Collected data:
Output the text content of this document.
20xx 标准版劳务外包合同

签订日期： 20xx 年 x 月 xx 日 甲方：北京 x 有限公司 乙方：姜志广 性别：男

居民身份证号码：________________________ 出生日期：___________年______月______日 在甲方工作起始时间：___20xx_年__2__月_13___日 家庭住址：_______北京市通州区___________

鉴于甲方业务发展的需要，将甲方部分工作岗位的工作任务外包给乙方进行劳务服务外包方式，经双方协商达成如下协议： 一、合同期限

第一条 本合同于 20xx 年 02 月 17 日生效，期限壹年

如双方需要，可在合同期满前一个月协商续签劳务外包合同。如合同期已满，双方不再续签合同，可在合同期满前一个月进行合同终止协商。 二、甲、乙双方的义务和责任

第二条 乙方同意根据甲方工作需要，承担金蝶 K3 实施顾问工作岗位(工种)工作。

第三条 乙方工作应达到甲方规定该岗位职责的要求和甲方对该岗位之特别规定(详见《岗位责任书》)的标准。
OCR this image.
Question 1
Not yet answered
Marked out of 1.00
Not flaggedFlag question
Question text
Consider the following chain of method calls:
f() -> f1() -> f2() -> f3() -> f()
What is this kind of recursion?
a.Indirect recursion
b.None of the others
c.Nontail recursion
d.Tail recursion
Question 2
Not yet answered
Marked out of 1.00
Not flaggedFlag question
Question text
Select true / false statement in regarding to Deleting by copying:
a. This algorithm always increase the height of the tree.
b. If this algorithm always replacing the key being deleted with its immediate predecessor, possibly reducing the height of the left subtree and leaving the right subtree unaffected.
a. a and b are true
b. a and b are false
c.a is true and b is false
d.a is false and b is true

EXERCISE PROMPT: Repeat every entry exactly as written above.

RESPONSE TO THIS EXERCISE:
Output the text content of this document.
20xx 标准版劳务外包合同

签订日期： 20xx 年 x 月 xx 日 甲方：北京 x 有限公司 乙方：姜志广 性别：男

居民身份证号码：________________________ 出生日期：___________年______月______日 在甲方工作起始时间：___20xx_年__2__月_13___日 家庭住址：_______北京市通州区___________

鉴于甲方业务发展的需要，将甲方部分工作岗位的工作任务外包给乙方进行劳务服务外包方式，经双方协商达成如下协议： 一、合同期限

第一条 本合同于 20xx 年 02 月 17 日生效，期限壹年

如双方需要，可在合同期满前一个月协商续签劳务外包合同。如合同期已满，双方不再续签合同，可在合同期满前一个月进行合同终止协商。 二、甲、乙双方的义务和责任

第二条 乙方同意根据甲方工作需要，承担金蝶 K3 实施顾问工作岗位(工种)工作。

第三条 乙方工作应达到甲方规定该岗位职责的要求和甲方对该岗位之特别规定(详见《岗位责任书》)的标准。
OCR this image.
Question 1
Not yet answered
Marked out of 1.00
Not flaggedFlag question
Question text
Consider the following chain of method calls:
f() -> f1() -> f2() -> f3() -> f()
What is this kind of recursion?
a.Indirect recursion
b.None of the others
c.Nontail recursion
d.Tail recursion
Question 2
Not yet answered
Marked out of 1.00
Not flaggedFlag question
Question text
Select true / false statement in regarding to Deleting by copying:
a. This algorithm always increase the height of the tree.
b. If this algorithm always replacing the key being deleted with its immediate predecessor, possibly reducing the height of the left subtree and leaving the right subtree unaffected.
a. a and b are true
b. a and b are false
c.a is true and b is false
d.a is false and b is true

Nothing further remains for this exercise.